Your objective:
All records below must be reproduced exactly, although any pictures they contain are to be omitted.

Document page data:
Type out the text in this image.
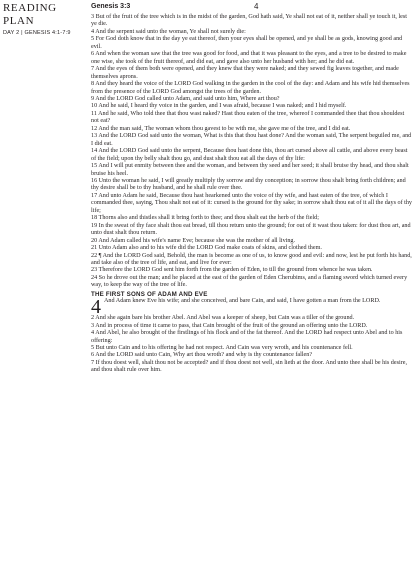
READING PLAN
DAY 2 | GENESIS 4:1-7:9
Genesis 3:3	4

3 But of the fruit of the tree which is in the midst of the garden, God hath said, Ye shall not eat of it, neither shall ye touch it, lest ye die.

4 And the serpent said unto the woman, Ye shall not surely die:

5 For God doth know that in the day ye eat thereof, then your eyes shall be opened, and ye shall be as gods, knowing good and evil.

6 And when the woman saw that the tree was good for food, and that it was pleasant to the eyes, and a tree to be desired to make one wise, she took of the fruit thereof, and did eat, and gave also unto her husband with her; and he did eat.

7 And the eyes of them both were opened, and they knew that they were naked; and they sewed fig leaves together, and made themselves aprons.

8 And they heard the voice of the LORD God walking in the garden in the cool of the day: and Adam and his wife hid themselves from the presence of the LORD God amongst the trees of the garden.

9 And the LORD God called unto Adam, and said unto him, Where art thou?

10 And he said, I heard thy voice in the garden, and I was afraid, because I was naked; and I hid myself.

11 And he said, Who told thee that thou wast naked? Hast thou eaten of the tree, whereof I commanded thee that thou shouldest not eat?

12 And the man said, The woman whom thou gavest to be with me, she gave me of the tree, and I did eat.

13 And the LORD God said unto the woman, What is this that thou hast done? And the woman said, The serpent beguiled me, and I did eat.

14 And the LORD God said unto the serpent, Because thou hast done this, thou art cursed above all cattle, and above every beast of the field; upon thy belly shalt thou go, and dust shalt thou eat all the days of thy life:

15 And I will put enmity between thee and the woman, and between thy seed and her seed; it shall bruise thy head, and thou shalt bruise his heel.

16 Unto the woman he said, I will greatly multiply thy sorrow and thy conception; in sorrow thou shalt bring forth children; and thy desire shall be to thy husband, and he shall rule over thee.

17 And unto Adam he said, Because thou hast hearkened unto the voice of thy wife, and hast eaten of the tree, of which I commanded thee, saying, Thou shalt not eat of it: cursed is the ground for thy sake; in sorrow shalt thou eat of it all the days of thy life;

18 Thorns also and thistles shall it bring forth to thee; and thou shalt eat the herb of the field;

19 In the sweat of thy face shalt thou eat bread, till thou return unto the ground; for out of it wast thou taken: for dust thou art, and unto dust shalt thou return.

20 And Adam called his wife's name Eve; because she was the mother of all living.

21 Unto Adam also and to his wife did the LORD God make coats of skins, and clothed them.

22 ¶ And the LORD God said, Behold, the man is become as one of us, to know good and evil: and now, lest he put forth his hand, and take also of the tree of life, and eat, and live for ever:

23 Therefore the LORD God sent him forth from the garden of Eden, to till the ground from whence he was taken.

24 So he drove out the man; and he placed at the east of the garden of Eden Cherubims, and a flaming sword which turned every way, to keep the way of the tree of life.

THE FIRST SONS OF ADAM AND EVE

4 And Adam knew Eve his wife; and she conceived, and bare Cain, and said, I have gotten a man from the LORD.

2 And she again bare his brother Abel. And Abel was a keeper of sheep, but Cain was a tiller of the ground.

3 And in process of time it came to pass, that Cain brought of the fruit of the ground an offering unto the LORD.

4 And Abel, he also brought of the firstlings of his flock and of the fat thereof. And the LORD had respect unto Abel and to his offering:

5 But unto Cain and to his offering he had not respect. And Cain was very wroth, and his countenance fell.

6 And the LORD said unto Cain, Why art thou wroth? and why is thy countenance fallen?

7 If thou doest well, shalt thou not be accepted? and if thou doest not well, sin lieth at the door. And unto thee shall be his desire, and thou shalt rule over him.
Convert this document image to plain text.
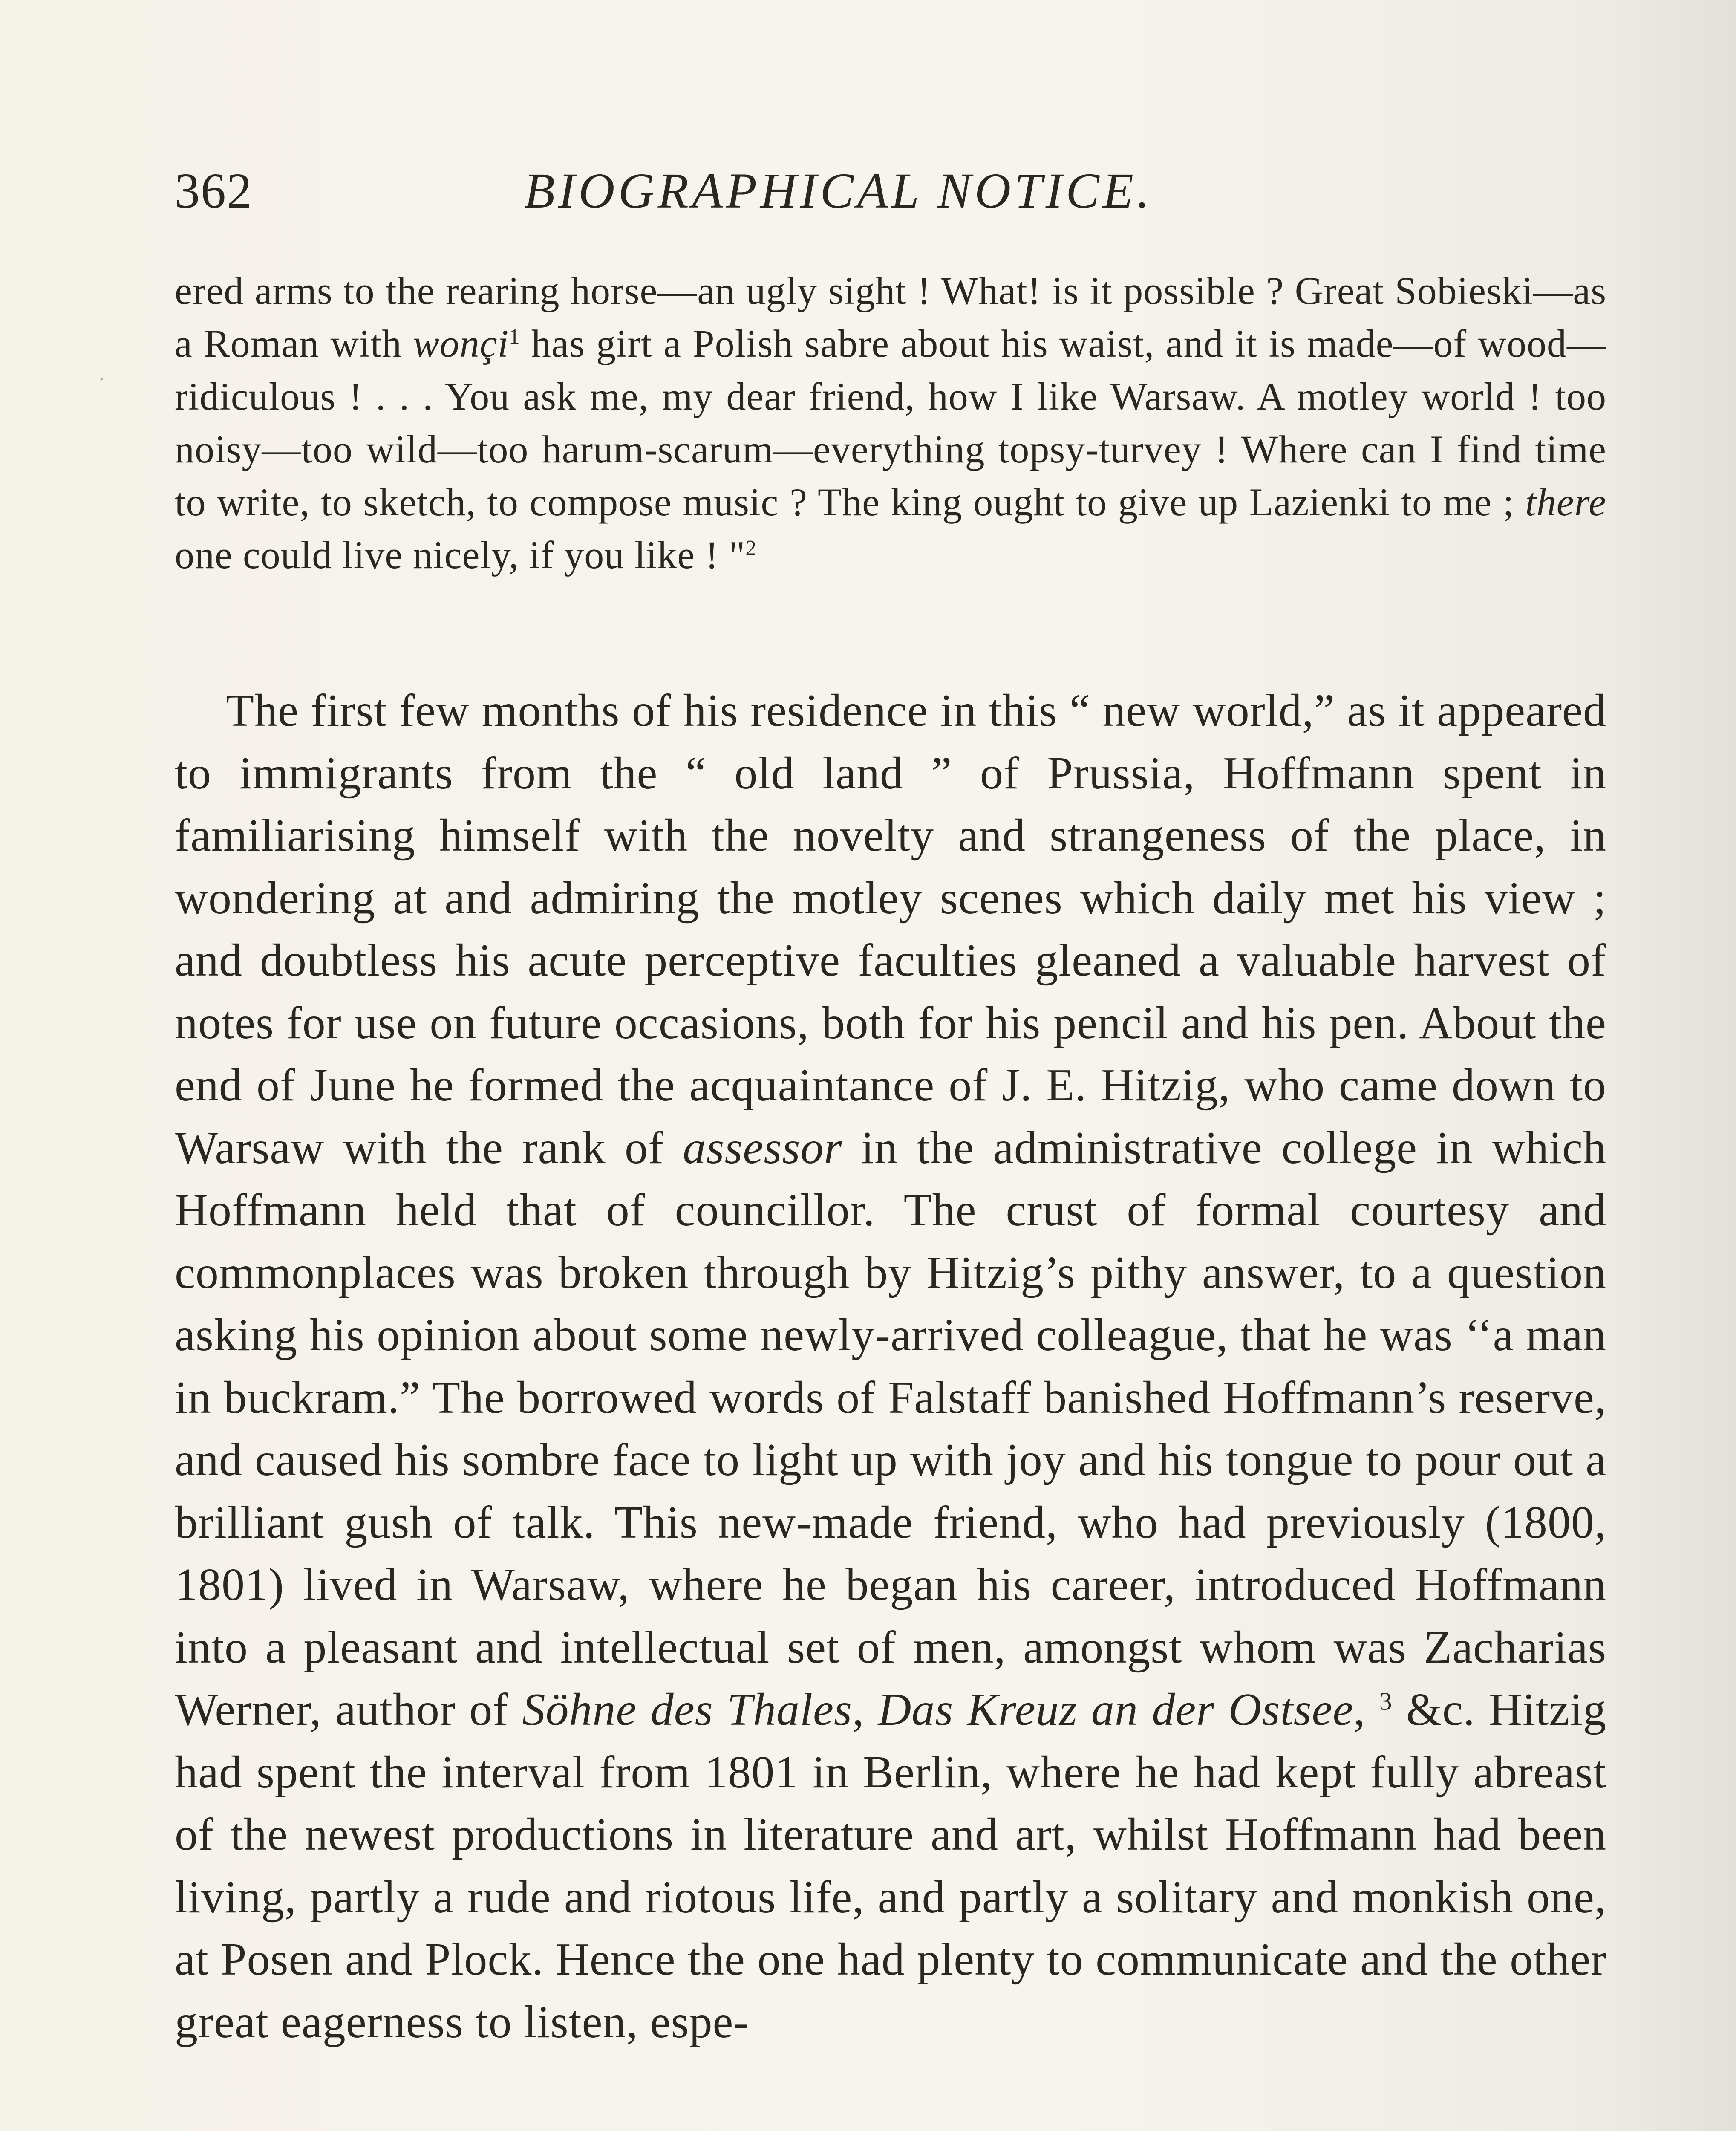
362	BIOGRAPHICAL NOTICE.
·

ered arms to the rearing horse—an ugly sight ! What! is it possible ? Great Sobieski—as a Roman with wonçi$^1$ has girt a Polish sabre about his waist, and it is made—of wood—ridiculous ! . . . You ask me, my dear friend, how I like Warsaw. A motley world ! too noisy—too wild—too harum-scarum—everything topsy-turvey ! Where can I find time to write, to sketch, to compose music ? The king ought to give up Lazienki to me ; there one could live nicely, if you like ! "$^2$

The first few months of his residence in this “ new world,” as it appeared to immigrants from the “ old land ” of Prussia, Hoffmann spent in familiarising himself with the novelty and strangeness of the place, in wondering at and admiring the motley scenes which daily met his view ; and doubtless his acute perceptive faculties gleaned a valuable harvest of notes for use on future occasions, both for his pencil and his pen. About the end of June he formed the acquaintance of J. E. Hitzig, who came down to Warsaw with the rank of assessor in the administrative college in which Hoffmann held that of councillor. The crust of formal courtesy and commonplaces was broken through by Hitzig’s pithy answer, to a question asking his opinion about some newly-arrived colleague, that he was ‘‘a man in buckram.” The borrowed words of Falstaff banished Hoffmann’s reserve, and caused his sombre face to light up with joy and his tongue to pour out a brilliant gush of talk. This new-made friend, who had previously (1800, 1801) lived in Warsaw, where he began his career, introduced Hoffmann into a pleasant and intellectual set of men, amongst whom was Zacharias Werner, author of Söhne des Thales, Das Kreuz an der Ostsee, $^3$ &c. Hitzig had spent the interval from 1801 in Berlin, where he had kept fully abreast of the newest productions in literature and art, whilst Hoffmann had been living, partly a rude and riotous life, and partly a solitary and monkish one, at Posen and Plock. Hence the one had plenty to communicate and the other great eagerness to listen, espe-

Solved problem:
Type out the text in this image.
READING PLAN
DAY 2 | GENESIS 4:1-7:9
Genesis 3:3	4

3 But of the fruit of the tree which is in the midst of the garden, God hath said, Ye shall not eat of it, neither shall ye touch it, lest ye die.

4 And the serpent said unto the woman, Ye shall not surely die:

5 For God doth know that in the day ye eat thereof, then your eyes shall be opened, and ye shall be as gods, knowing good and evil.

6 And when the woman saw that the tree was good for food, and that it was pleasant to the eyes, and a tree to be desired to make one wise, she took of the fruit thereof, and did eat, and gave also unto her husband with her; and he did eat.

7 And the eyes of them both were opened, and they knew that they were naked; and they sewed fig leaves together, and made themselves aprons.

8 And they heard the voice of the LORD God walking in the garden in the cool of the day: and Adam and his wife hid themselves from the presence of the LORD God amongst the trees of the garden.

9 And the LORD God called unto Adam, and said unto him, Where art thou?

10 And he said, I heard thy voice in the garden, and I was afraid, because I was naked; and I hid myself.

11 And he said, Who told thee that thou wast naked? Hast thou eaten of the tree, whereof I commanded thee that thou shouldest not eat?

12 And the man said, The woman whom thou gavest to be with me, she gave me of the tree, and I did eat.

13 And the LORD God said unto the woman, What is this that thou hast done? And the woman said, The serpent beguiled me, and I did eat.

14 And the LORD God said unto the serpent, Because thou hast done this, thou art cursed above all cattle, and above every beast of the field; upon thy belly shalt thou go, and dust shalt thou eat all the days of thy life:

15 And I will put enmity between thee and the woman, and between thy seed and her seed; it shall bruise thy head, and thou shalt bruise his heel.

16 Unto the woman he said, I will greatly multiply thy sorrow and thy conception; in sorrow thou shalt bring forth children; and thy desire shall be to thy husband, and he shall rule over thee.

17 And unto Adam he said, Because thou hast hearkened unto the voice of thy wife, and hast eaten of the tree, of which I commanded thee, saying, Thou shalt not eat of it: cursed is the ground for thy sake; in sorrow shalt thou eat of it all the days of thy life;

18 Thorns also and thistles shall it bring forth to thee; and thou shalt eat the herb of the field;

19 In the sweat of thy face shalt thou eat bread, till thou return unto the ground; for out of it wast thou taken: for dust thou art, and unto dust shalt thou return.

20 And Adam called his wife's name Eve; because she was the mother of all living.

21 Unto Adam also and to his wife did the LORD God make coats of skins, and clothed them.

22 ¶ And the LORD God said, Behold, the man is become as one of us, to know good and evil: and now, lest he put forth his hand, and take also of the tree of life, and eat, and live for ever:

23 Therefore the LORD God sent him forth from the garden of Eden, to till the ground from whence he was taken.

24 So he drove out the man; and he placed at the east of the garden of Eden Cherubims, and a flaming sword which turned every way, to keep the way of the tree of life.

THE FIRST SONS OF ADAM AND EVE

4 And Adam knew Eve his wife; and she conceived, and bare Cain, and said, I have gotten a man from the LORD.

2 And she again bare his brother Abel. And Abel was a keeper of sheep, but Cain was a tiller of the ground.

3 And in process of time it came to pass, that Cain brought of the fruit of the ground an offering unto the LORD.

4 And Abel, he also brought of the firstlings of his flock and of the fat thereof. And the LORD had respect unto Abel and to his offering:

5 But unto Cain and to his offering he had not respect. And Cain was very wroth, and his countenance fell.

6 And the LORD said unto Cain, Why art thou wroth? and why is thy countenance fallen?

7 If thou doest well, shalt thou not be accepted? and if thou doest not well, sin lieth at the door. And unto thee shall be his desire, and thou shalt rule over him.
Convert this document image to plain text.
362	BIOGRAPHICAL NOTICE.
·

ered arms to the rearing horse—an ugly sight ! What! is it possible ? Great Sobieski—as a Roman with wonçi$^1$ has girt a Polish sabre about his waist, and it is made—of wood—ridiculous ! . . . You ask me, my dear friend, how I like Warsaw. A motley world ! too noisy—too wild—too harum-scarum—everything topsy-turvey ! Where can I find time to write, to sketch, to compose music ? The king ought to give up Lazienki to me ; there one could live nicely, if you like ! "$^2$

The first few months of his residence in this “ new world,” as it appeared to immigrants from the “ old land ” of Prussia, Hoffmann spent in familiarising himself with the novelty and strangeness of the place, in wondering at and admiring the motley scenes which daily met his view ; and doubtless his acute perceptive faculties gleaned a valuable harvest of notes for use on future occasions, both for his pencil and his pen. About the end of June he formed the acquaintance of J. E. Hitzig, who came down to Warsaw with the rank of assessor in the administrative college in which Hoffmann held that of councillor. The crust of formal courtesy and commonplaces was broken through by Hitzig’s pithy answer, to a question asking his opinion about some newly-arrived colleague, that he was ‘‘a man in buckram.” The borrowed words of Falstaff banished Hoffmann’s reserve, and caused his sombre face to light up with joy and his tongue to pour out a brilliant gush of talk. This new-made friend, who had previously (1800, 1801) lived in Warsaw, where he began his career, introduced Hoffmann into a pleasant and intellectual set of men, amongst whom was Zacharias Werner, author of Söhne des Thales, Das Kreuz an der Ostsee, $^3$ &c. Hitzig had spent the interval from 1801 in Berlin, where he had kept fully abreast of the newest productions in literature and art, whilst Hoffmann had been living, partly a rude and riotous life, and partly a solitary and monkish one, at Posen and Plock. Hence the one had plenty to communicate and the other great eagerness to listen, espe-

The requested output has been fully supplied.